● **Task prompt**: Replace every "Energy Report" with "Fuel Report" in the lines from the one containing "Text: U.S. Energy" to the one containing "Text: Consumer: Consumer", and give only those lines back with nothing else altered.

● **Part of a data file**:
--- Start ---
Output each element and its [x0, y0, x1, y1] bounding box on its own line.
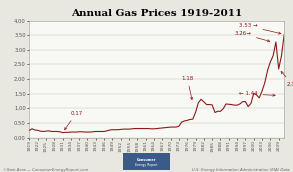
Text: U.S. Energy Information Administration (EIA) Data: U.S. Energy Information Administration (… — [193, 168, 290, 172]
Title: Annual Gas Prices 1919-2011: Annual Gas Prices 1919-2011 — [71, 9, 242, 18]
Text: 3.53 →: 3.53 → — [239, 23, 281, 34]
Text: 1.18: 1.18 — [181, 76, 193, 100]
Text: Energy Report: Energy Report — [135, 163, 158, 167]
Text: 0.17: 0.17 — [65, 111, 83, 130]
Text: ← 1.44: ← 1.44 — [239, 92, 275, 96]
Text: Consumer: Consumer — [137, 158, 156, 162]
Text: ©Sam Avra — ConsumerEnergyReport.com: ©Sam Avra — ConsumerEnergyReport.com — [3, 168, 88, 172]
Text: 3.26→: 3.26→ — [234, 31, 270, 42]
Text: 2.35: 2.35 — [281, 72, 293, 87]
--- End ---
● **Solution for this problem**:
Text: U.S. Energy Information Administration (EIA) Data: U.S. Energy Information Administration (… — [193, 168, 290, 172]
Title: Annual Gas Prices 1919-2011: Annual Gas Prices 1919-2011 — [71, 9, 242, 18]
Text: 3.53 →: 3.53 → — [239, 23, 281, 34]
Text: 1.18: 1.18 — [181, 76, 193, 100]
Text: Fuel Report: Fuel Report — [135, 163, 158, 167]
Text: 0.17: 0.17 — [65, 111, 83, 130]
Text: ← 1.44: ← 1.44 — [239, 92, 275, 96]
Text: Consumer: Consumer — [137, 158, 156, 162]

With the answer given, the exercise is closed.